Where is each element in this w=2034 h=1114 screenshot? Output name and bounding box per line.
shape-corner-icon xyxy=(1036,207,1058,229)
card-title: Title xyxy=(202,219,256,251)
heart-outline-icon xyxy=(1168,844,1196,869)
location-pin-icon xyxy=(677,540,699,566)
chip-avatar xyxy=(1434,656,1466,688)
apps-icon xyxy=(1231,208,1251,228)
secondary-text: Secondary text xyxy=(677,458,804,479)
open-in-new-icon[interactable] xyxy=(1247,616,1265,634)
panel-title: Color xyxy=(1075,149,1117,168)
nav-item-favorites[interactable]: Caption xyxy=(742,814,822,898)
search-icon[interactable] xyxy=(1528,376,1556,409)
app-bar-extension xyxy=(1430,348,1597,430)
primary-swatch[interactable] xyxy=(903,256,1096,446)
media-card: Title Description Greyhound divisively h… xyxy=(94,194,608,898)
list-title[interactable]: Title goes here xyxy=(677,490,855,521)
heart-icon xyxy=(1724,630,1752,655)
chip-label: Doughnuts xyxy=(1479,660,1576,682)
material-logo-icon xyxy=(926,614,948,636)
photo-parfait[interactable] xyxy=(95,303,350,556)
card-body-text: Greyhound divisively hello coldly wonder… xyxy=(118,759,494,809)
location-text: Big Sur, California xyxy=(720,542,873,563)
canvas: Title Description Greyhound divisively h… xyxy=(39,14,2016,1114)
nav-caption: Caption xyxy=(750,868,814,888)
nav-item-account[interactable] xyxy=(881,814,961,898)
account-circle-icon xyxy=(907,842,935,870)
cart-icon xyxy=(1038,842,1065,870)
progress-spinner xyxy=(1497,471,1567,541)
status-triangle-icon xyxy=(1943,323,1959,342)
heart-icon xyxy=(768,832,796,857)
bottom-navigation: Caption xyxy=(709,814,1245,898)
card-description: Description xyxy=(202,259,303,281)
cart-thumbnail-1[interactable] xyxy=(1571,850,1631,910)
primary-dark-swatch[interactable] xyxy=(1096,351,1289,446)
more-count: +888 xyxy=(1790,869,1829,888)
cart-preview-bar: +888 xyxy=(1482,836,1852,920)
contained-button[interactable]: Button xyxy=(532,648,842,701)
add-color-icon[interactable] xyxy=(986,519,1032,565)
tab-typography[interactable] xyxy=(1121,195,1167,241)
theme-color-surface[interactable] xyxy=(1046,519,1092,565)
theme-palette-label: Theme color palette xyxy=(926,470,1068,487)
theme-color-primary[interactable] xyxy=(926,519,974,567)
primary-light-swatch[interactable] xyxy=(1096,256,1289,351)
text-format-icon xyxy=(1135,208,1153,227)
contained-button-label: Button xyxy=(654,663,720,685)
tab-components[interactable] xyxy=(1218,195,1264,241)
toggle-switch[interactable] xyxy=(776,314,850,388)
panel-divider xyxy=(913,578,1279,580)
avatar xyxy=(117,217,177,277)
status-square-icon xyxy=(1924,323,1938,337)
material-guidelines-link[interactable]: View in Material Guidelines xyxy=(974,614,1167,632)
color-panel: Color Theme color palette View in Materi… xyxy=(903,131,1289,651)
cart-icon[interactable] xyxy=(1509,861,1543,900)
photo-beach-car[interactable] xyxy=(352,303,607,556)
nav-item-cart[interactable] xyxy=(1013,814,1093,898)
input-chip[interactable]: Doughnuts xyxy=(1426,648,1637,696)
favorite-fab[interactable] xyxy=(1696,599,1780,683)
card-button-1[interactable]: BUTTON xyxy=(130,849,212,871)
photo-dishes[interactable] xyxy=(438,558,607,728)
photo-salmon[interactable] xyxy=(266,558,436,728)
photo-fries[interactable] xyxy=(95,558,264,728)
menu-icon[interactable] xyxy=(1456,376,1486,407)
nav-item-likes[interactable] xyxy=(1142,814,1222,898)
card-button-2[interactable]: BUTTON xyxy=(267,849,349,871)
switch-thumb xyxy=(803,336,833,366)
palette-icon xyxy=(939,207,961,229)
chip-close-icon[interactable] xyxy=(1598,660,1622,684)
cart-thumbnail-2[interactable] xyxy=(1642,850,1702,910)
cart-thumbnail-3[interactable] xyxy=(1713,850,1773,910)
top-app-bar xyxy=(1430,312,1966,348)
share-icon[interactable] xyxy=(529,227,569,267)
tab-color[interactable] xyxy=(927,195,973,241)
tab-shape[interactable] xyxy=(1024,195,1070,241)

Aim of the task
Reproduce the data above verbatim, line by line, with no alterations.

Worked answer
Where is each element in this w=2034 h=1114 screenshot? Output name and bounding box per line.
shape-corner-icon xyxy=(1036,207,1058,229)
card-title: Title xyxy=(202,219,256,251)
heart-outline-icon xyxy=(1168,844,1196,869)
location-pin-icon xyxy=(677,540,699,566)
chip-avatar xyxy=(1434,656,1466,688)
apps-icon xyxy=(1231,208,1251,228)
secondary-text: Secondary text xyxy=(677,458,804,479)
open-in-new-icon[interactable] xyxy=(1247,616,1265,634)
panel-title: Color xyxy=(1075,149,1117,168)
nav-item-favorites[interactable]: Caption xyxy=(742,814,822,898)
search-icon[interactable] xyxy=(1528,376,1556,409)
app-bar-extension xyxy=(1430,348,1597,430)
primary-swatch[interactable] xyxy=(903,256,1096,446)
media-card: Title Description Greyhound divisively h… xyxy=(94,194,608,898)
list-title[interactable]: Title goes here xyxy=(677,490,855,521)
heart-icon xyxy=(1724,630,1752,655)
chip-label: Doughnuts xyxy=(1479,660,1576,682)
material-logo-icon xyxy=(926,614,948,636)
photo-parfait[interactable] xyxy=(95,303,350,556)
card-body-text: Greyhound divisively hello coldly wonder… xyxy=(118,759,494,809)
location-text: Big Sur, California xyxy=(720,542,873,563)
canvas: Title Description Greyhound divisively h… xyxy=(39,14,2016,1114)
nav-caption: Caption xyxy=(750,868,814,888)
nav-item-account[interactable] xyxy=(881,814,961,898)
account-circle-icon xyxy=(907,842,935,870)
cart-icon xyxy=(1038,842,1065,870)
progress-spinner xyxy=(1497,471,1567,541)
status-triangle-icon xyxy=(1943,323,1959,342)
heart-icon xyxy=(768,832,796,857)
bottom-navigation: Caption xyxy=(709,814,1245,898)
card-description: Description xyxy=(202,259,303,281)
cart-thumbnail-1[interactable] xyxy=(1571,850,1631,910)
primary-dark-swatch[interactable] xyxy=(1096,351,1289,446)
more-count: +888 xyxy=(1790,869,1829,888)
cart-preview-bar: +888 xyxy=(1482,836,1852,920)
contained-button[interactable]: Button xyxy=(532,648,842,701)
add-color-icon[interactable] xyxy=(986,519,1032,565)
tab-typography[interactable] xyxy=(1121,195,1167,241)
theme-color-surface[interactable] xyxy=(1046,519,1092,565)
theme-palette-label: Theme color palette xyxy=(926,470,1068,487)
theme-color-primary[interactable] xyxy=(926,519,974,567)
primary-light-swatch[interactable] xyxy=(1096,256,1289,351)
text-format-icon xyxy=(1135,208,1153,227)
contained-button-label: Button xyxy=(654,663,720,685)
tab-components[interactable] xyxy=(1218,195,1264,241)
toggle-switch[interactable] xyxy=(776,314,850,388)
panel-divider xyxy=(913,578,1279,580)
avatar xyxy=(117,217,177,277)
status-square-icon xyxy=(1924,323,1938,337)
material-guidelines-link[interactable]: View in Material Guidelines xyxy=(974,614,1167,632)
color-panel: Color Theme color palette View in Materi… xyxy=(903,131,1289,651)
cart-icon[interactable] xyxy=(1509,861,1543,900)
photo-beach-car[interactable] xyxy=(352,303,607,556)
nav-item-cart[interactable] xyxy=(1013,814,1093,898)
input-chip[interactable]: Doughnuts xyxy=(1426,648,1637,696)
favorite-fab[interactable] xyxy=(1696,599,1780,683)
card-button-1[interactable]: BUTTON xyxy=(130,849,212,871)
photo-dishes[interactable] xyxy=(438,558,607,728)
photo-salmon[interactable] xyxy=(266,558,436,728)
photo-fries[interactable] xyxy=(95,558,264,728)
menu-icon[interactable] xyxy=(1456,376,1486,407)
nav-item-likes[interactable] xyxy=(1142,814,1222,898)
card-button-2[interactable]: BUTTON xyxy=(267,849,349,871)
switch-thumb xyxy=(803,336,833,366)
palette-icon xyxy=(939,207,961,229)
chip-close-icon[interactable] xyxy=(1598,660,1622,684)
cart-thumbnail-2[interactable] xyxy=(1642,850,1702,910)
cart-thumbnail-3[interactable] xyxy=(1713,850,1773,910)
top-app-bar xyxy=(1430,312,1966,348)
share-icon[interactable] xyxy=(529,227,569,267)
tab-color[interactable] xyxy=(927,195,973,241)
tab-shape[interactable] xyxy=(1024,195,1070,241)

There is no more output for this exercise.